** BEGIN **
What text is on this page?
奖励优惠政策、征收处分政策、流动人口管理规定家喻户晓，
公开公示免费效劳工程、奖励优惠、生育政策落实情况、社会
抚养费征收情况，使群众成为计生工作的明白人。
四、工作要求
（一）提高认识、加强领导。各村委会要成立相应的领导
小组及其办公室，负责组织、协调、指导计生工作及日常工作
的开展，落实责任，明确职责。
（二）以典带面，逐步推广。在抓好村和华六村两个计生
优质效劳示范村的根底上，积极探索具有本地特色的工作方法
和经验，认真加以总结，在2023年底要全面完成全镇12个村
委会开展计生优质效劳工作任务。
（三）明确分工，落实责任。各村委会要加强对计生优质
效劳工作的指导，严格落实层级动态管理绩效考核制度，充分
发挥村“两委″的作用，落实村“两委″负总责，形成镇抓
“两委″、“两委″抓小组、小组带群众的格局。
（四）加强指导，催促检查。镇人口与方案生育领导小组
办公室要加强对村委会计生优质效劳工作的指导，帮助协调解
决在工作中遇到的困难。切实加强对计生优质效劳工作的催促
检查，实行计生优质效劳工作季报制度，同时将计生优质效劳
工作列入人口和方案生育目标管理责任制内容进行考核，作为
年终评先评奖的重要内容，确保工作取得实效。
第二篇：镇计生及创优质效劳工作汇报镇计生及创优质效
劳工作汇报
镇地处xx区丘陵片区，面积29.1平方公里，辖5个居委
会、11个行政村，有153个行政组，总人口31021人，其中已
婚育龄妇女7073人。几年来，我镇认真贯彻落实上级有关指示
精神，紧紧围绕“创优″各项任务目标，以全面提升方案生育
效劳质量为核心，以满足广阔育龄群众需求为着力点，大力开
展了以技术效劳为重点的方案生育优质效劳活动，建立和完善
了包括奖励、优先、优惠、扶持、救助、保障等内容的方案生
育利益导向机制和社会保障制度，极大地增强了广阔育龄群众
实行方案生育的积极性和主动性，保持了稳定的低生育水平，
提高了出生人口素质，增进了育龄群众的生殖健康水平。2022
** END **
** BEGIN **
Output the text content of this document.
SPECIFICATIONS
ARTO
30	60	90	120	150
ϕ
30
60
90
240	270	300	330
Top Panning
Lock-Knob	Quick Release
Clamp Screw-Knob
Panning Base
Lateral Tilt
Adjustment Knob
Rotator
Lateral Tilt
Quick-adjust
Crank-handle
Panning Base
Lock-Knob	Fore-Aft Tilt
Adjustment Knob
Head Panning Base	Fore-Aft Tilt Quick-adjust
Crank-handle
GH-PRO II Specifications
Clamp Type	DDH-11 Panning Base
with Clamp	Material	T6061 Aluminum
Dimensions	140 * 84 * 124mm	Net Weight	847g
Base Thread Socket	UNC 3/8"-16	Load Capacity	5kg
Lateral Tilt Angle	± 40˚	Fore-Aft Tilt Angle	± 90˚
** END **
_What to do_. List the lines that contain the word "落实责任".

_Response_.
的开展，落实责任，明确职责。
（三）明确分工，落实责任。各村委会要加强对计生优质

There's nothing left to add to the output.